__REQUIREMENT__: Please write the next part of the film review of A Thousand and One, picking up right after its last sentence below.
-- Start DOCUMENT SEGMENT --
FilmReview

A Thousand and One

Reviewer: Maryam Philpott

Director: A.V. Rockwell

Motherhood and the changing face of America are the subject of A.V.Rockwell’s powerful new film A Thousand and One following a parental relationship taking place across a decade of social change in New York. A commentary about gentrification and education as the route to a better life, the central relationship between Inez and her son Terry carries the film against the backdrop as Rockwell explores the opportunities for those on low incomes as well as the social and political pressures that govern their lives.

Essentially kidnapping her own son from a care facility as a young child, Inez obtains false documents that allow her to hide him with her in Harlem, enrol him in school and raise him to hope for a better life. Shunted around at first, Inez finally finds a stable home for her family and welcomes partner Lucky to act as Terry’s father figure. But growing up in the 1990s and early 2000s isn’t easy, and as Terry matures, there are plenty of problems that come between mother and son.
-- End DOCUMENT SEGMENT --
-- Start DATA SHOWN --
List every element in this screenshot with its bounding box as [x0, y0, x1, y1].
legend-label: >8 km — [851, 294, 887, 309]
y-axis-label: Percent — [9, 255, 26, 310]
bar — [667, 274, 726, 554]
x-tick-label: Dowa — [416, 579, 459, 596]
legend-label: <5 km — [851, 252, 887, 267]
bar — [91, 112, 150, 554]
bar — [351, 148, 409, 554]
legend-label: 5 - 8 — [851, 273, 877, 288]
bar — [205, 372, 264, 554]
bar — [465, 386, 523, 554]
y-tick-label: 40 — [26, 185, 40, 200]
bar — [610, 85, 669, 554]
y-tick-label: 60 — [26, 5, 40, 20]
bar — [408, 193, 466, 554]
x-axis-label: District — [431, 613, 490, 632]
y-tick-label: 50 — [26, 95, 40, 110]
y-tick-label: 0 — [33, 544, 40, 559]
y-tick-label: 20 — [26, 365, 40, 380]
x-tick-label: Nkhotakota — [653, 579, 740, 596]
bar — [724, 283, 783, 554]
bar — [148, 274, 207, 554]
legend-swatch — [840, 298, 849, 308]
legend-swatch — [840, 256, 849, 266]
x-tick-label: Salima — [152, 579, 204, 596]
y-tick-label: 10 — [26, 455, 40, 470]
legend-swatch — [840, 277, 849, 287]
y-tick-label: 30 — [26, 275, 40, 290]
-- End DATA SHOWN --
__ANSWER TO THE EXERCISE__:
A Thousand and One is in some sense a biographical drama that covers a formative period in the young boy’s life and the many sacrifices and compromises that Inez must make to support their home. Giving up on her dream to be a hairdresser and taking any job that pays the bills creates a sense of the family struggle, but Inez is a deeply complex character, her actions often contrasting with a tendency to lose her temper especially with those trying to help her, to complain that no one else sees her point of view and to lash out without thinking that make this slightly more than an average film about a system taking advantage of single parents.

Rockwell contrasts this with Inez’s desire to raise Terry properly, giving him a life and a future that she never had, a purpose reiterated several times. She also instills really solid family values about respect and kindness in her son that make her such an interesting woman. That she has a prison record and snatched the boy is constantly being weighed up against the decent life she creates for him, and the good intentions that come with it, not to mention the lack of love it is suggested here would have received in the care system, and it makes the eventual and inevitable crashing down of their world they have constructed together all the more meaningful.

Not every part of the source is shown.